Task instructions
Each record below should be output verbatim, without pictures.

[Records from a data source]
***

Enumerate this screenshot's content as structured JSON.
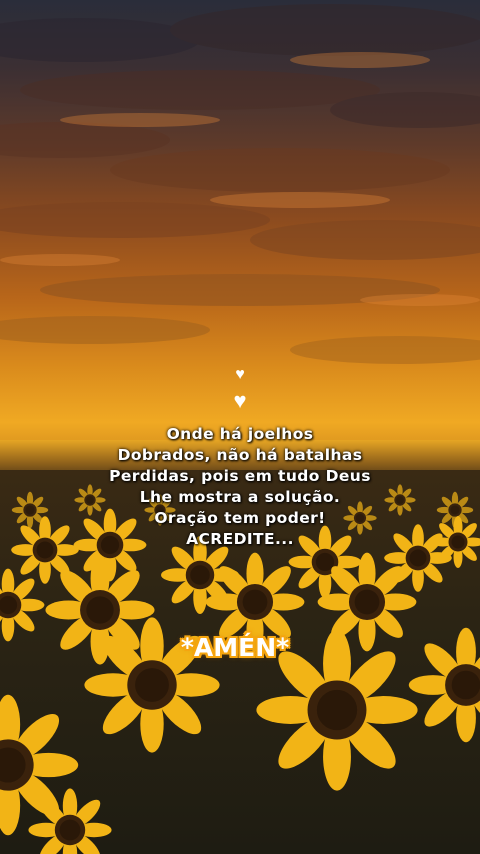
{
  "quote": {
    "lines": [
      "Onde há joelhos",
      "Dobrados, não há batalhas",
      "Perdidas, pois em tudo Deus",
      "Lhe mostra a solução.",
      "Oração tem poder!",
      "ACREDITE..."
    ]
  },
  "badge": {
    "text": "*AMÉN*"
  },
  "icons": {
    "heart_small": "heart-icon",
    "heart_large": "heart-icon"
  },
  "colors": {
    "text": "#ffffff",
    "badge": "#f5a50f",
    "sky_glow": "#f0a923"
  }
}
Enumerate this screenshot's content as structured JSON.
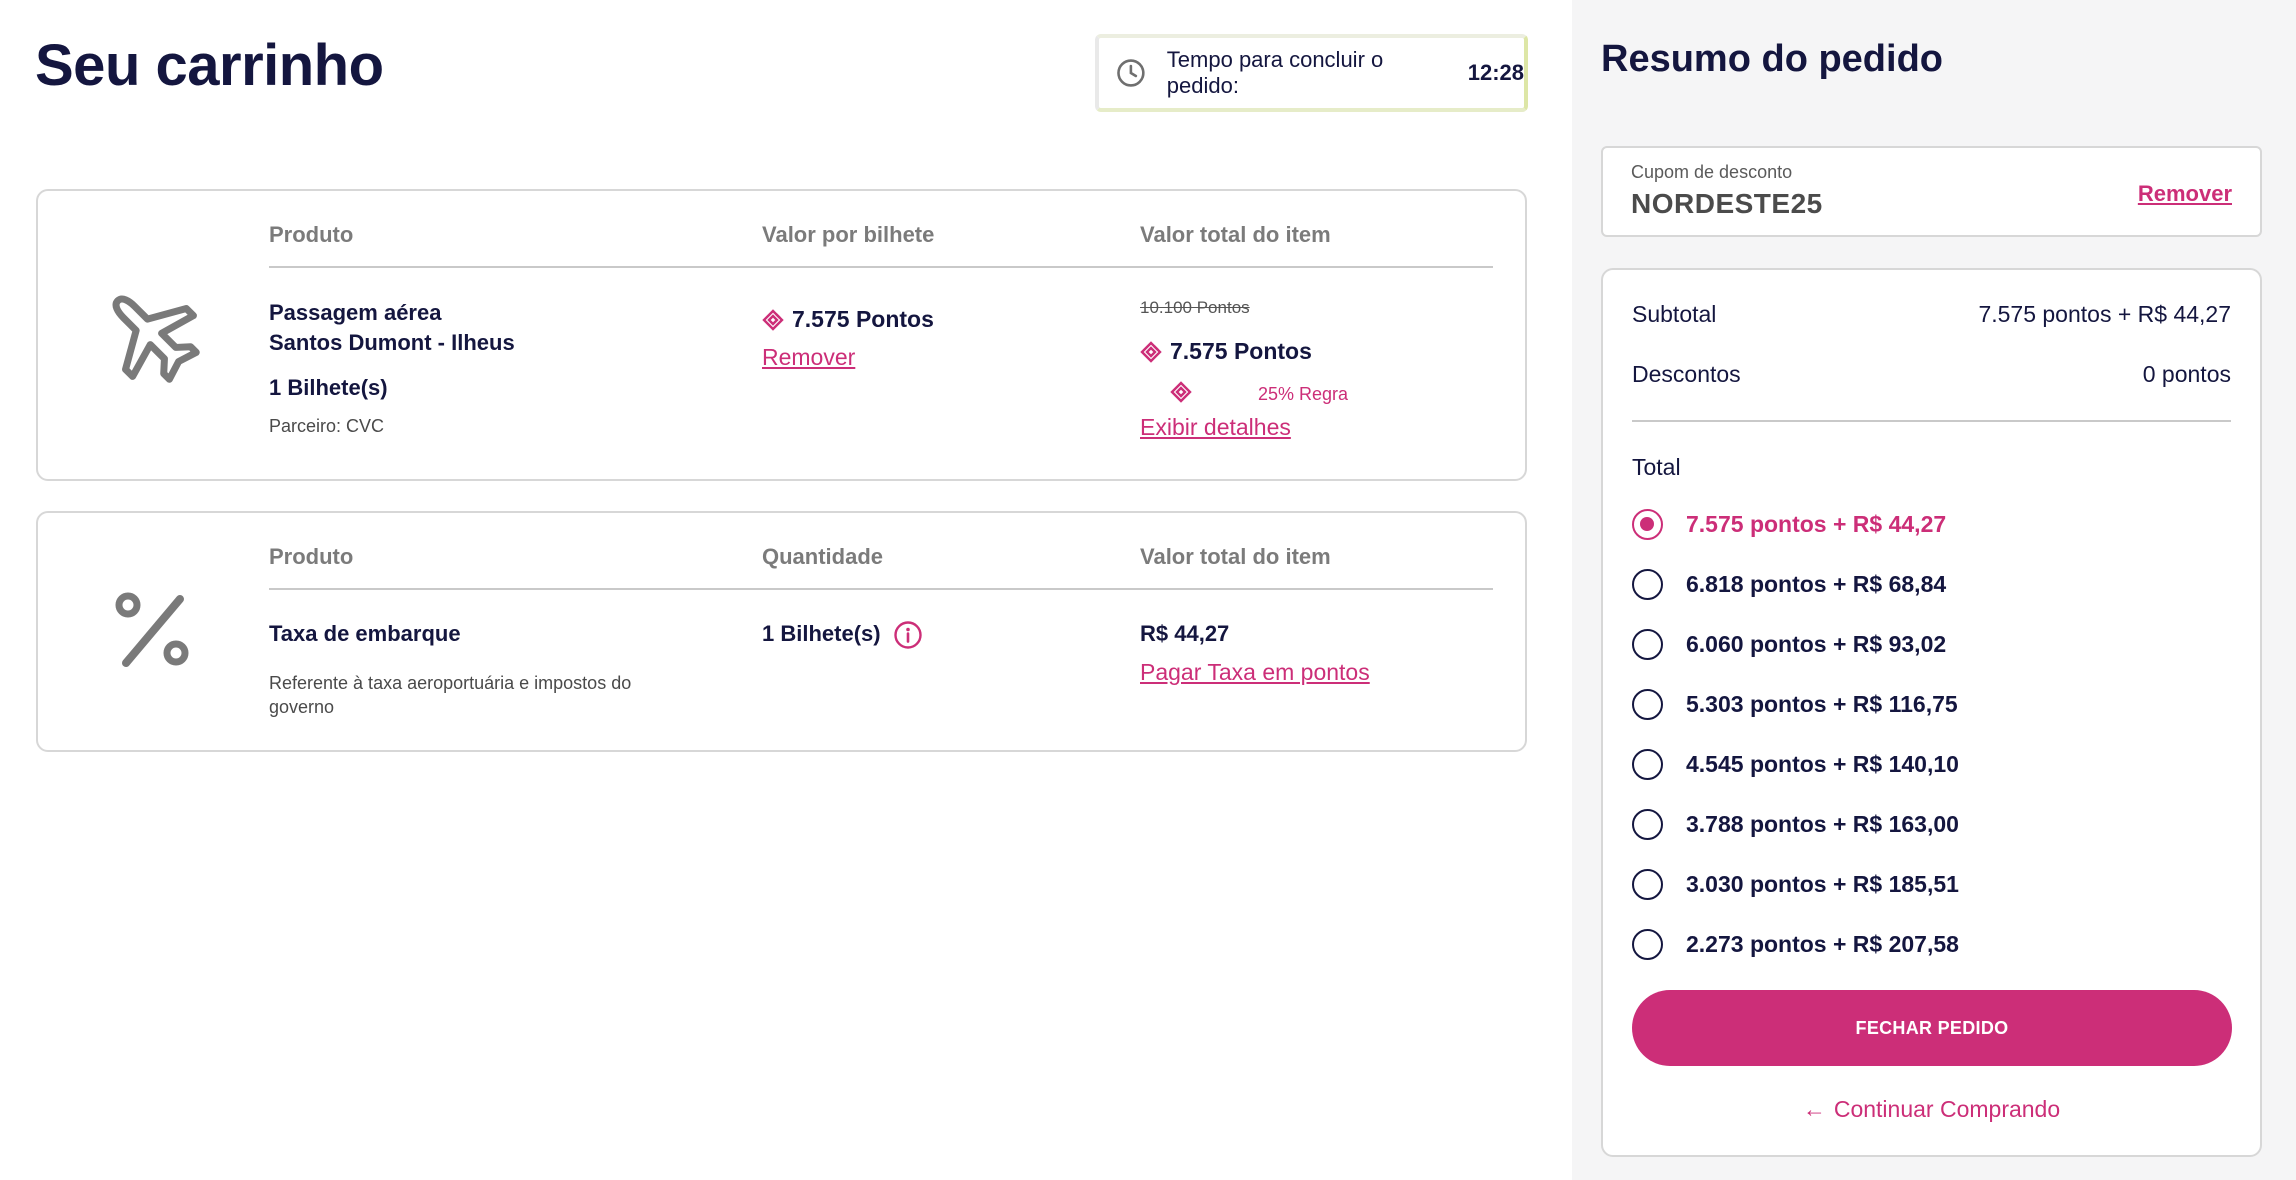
{
  "page": {
    "title": "Seu carrinho"
  },
  "timer": {
    "label": "Tempo para concluir o pedido:",
    "value": "12:28"
  },
  "item1": {
    "head_produto": "Produto",
    "head_valor_bilhete": "Valor por bilhete",
    "head_valor_total": "Valor total do item",
    "name_line1": "Passagem aérea",
    "name_line2": "Santos Dumont - Ilheus",
    "tickets": "1 Bilhete(s)",
    "partner": "Parceiro: CVC",
    "unit_points": "7.575 Pontos",
    "remove": "Remover",
    "old_total": "10.100 Pontos",
    "total_points": "7.575 Pontos",
    "rule": "25% Regra",
    "details": "Exibir detalhes"
  },
  "item2": {
    "head_produto": "Produto",
    "head_quantidade": "Quantidade",
    "head_valor_total": "Valor total do item",
    "name": "Taxa de embarque",
    "description": "Referente à taxa aeroportuária e impostos do governo",
    "quantity": "1 Bilhete(s)",
    "total": "R$ 44,27",
    "pay_link": "Pagar Taxa em pontos"
  },
  "summary": {
    "title": "Resumo do pedido",
    "coupon_label": "Cupom de desconto",
    "coupon_value": "NORDESTE25",
    "coupon_remove": "Remover",
    "subtotal_label": "Subtotal",
    "subtotal_value": "7.575 pontos + R$ 44,27",
    "discount_label": "Descontos",
    "discount_value": "0 pontos",
    "total_label": "Total",
    "options": [
      {
        "text": "7.575 pontos + R$ 44,27",
        "selected": true
      },
      {
        "text": "6.818 pontos + R$ 68,84",
        "selected": false
      },
      {
        "text": "6.060 pontos + R$ 93,02",
        "selected": false
      },
      {
        "text": "5.303 pontos + R$ 116,75",
        "selected": false
      },
      {
        "text": "4.545 pontos + R$ 140,10",
        "selected": false
      },
      {
        "text": "3.788 pontos + R$ 163,00",
        "selected": false
      },
      {
        "text": "3.030 pontos + R$ 185,51",
        "selected": false
      },
      {
        "text": "2.273 pontos + R$ 207,58",
        "selected": false
      }
    ],
    "checkout_button": "FECHAR PEDIDO",
    "continue_link": "Continuar Comprando"
  },
  "colors": {
    "accent": "#cc2e78",
    "navy": "#14163f",
    "timer_border": "#dde6a6"
  }
}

***

Solution for this exercise
Enumerate this screenshot's content as structured JSON.
{
  "quote": {
    "lines": [
      "Onde há joelhos",
      "Dobrados, não há batalhas",
      "Perdidas, pois em tudo Deus",
      "Lhe mostra a solução.",
      "Oração tem poder!",
      "ACREDITE..."
    ]
  },
  "badge": {
    "text": "*AMÉN*"
  },
  "icons": {
    "heart_small": "heart-icon",
    "heart_large": "heart-icon"
  },
  "colors": {
    "text": "#ffffff",
    "badge": "#f5a50f",
    "sky_glow": "#f0a923"
  }
}
Enumerate this screenshot's content as structured JSON.
{
  "page": {
    "title": "Seu carrinho"
  },
  "timer": {
    "label": "Tempo para concluir o pedido:",
    "value": "12:28"
  },
  "item1": {
    "head_produto": "Produto",
    "head_valor_bilhete": "Valor por bilhete",
    "head_valor_total": "Valor total do item",
    "name_line1": "Passagem aérea",
    "name_line2": "Santos Dumont - Ilheus",
    "tickets": "1 Bilhete(s)",
    "partner": "Parceiro: CVC",
    "unit_points": "7.575 Pontos",
    "remove": "Remover",
    "old_total": "10.100 Pontos",
    "total_points": "7.575 Pontos",
    "rule": "25% Regra",
    "details": "Exibir detalhes"
  },
  "item2": {
    "head_produto": "Produto",
    "head_quantidade": "Quantidade",
    "head_valor_total": "Valor total do item",
    "name": "Taxa de embarque",
    "description": "Referente à taxa aeroportuária e impostos do governo",
    "quantity": "1 Bilhete(s)",
    "total": "R$ 44,27",
    "pay_link": "Pagar Taxa em pontos"
  },
  "summary": {
    "title": "Resumo do pedido",
    "coupon_label": "Cupom de desconto",
    "coupon_value": "NORDESTE25",
    "coupon_remove": "Remover",
    "subtotal_label": "Subtotal",
    "subtotal_value": "7.575 pontos + R$ 44,27",
    "discount_label": "Descontos",
    "discount_value": "0 pontos",
    "total_label": "Total",
    "options": [
      {
        "text": "7.575 pontos + R$ 44,27",
        "selected": true
      },
      {
        "text": "6.818 pontos + R$ 68,84",
        "selected": false
      },
      {
        "text": "6.060 pontos + R$ 93,02",
        "selected": false
      },
      {
        "text": "5.303 pontos + R$ 116,75",
        "selected": false
      },
      {
        "text": "4.545 pontos + R$ 140,10",
        "selected": false
      },
      {
        "text": "3.788 pontos + R$ 163,00",
        "selected": false
      },
      {
        "text": "3.030 pontos + R$ 185,51",
        "selected": false
      },
      {
        "text": "2.273 pontos + R$ 207,58",
        "selected": false
      }
    ],
    "checkout_button": "FECHAR PEDIDO",
    "continue_link": "Continuar Comprando"
  },
  "colors": {
    "accent": "#cc2e78",
    "navy": "#14163f",
    "timer_border": "#dde6a6"
  }
}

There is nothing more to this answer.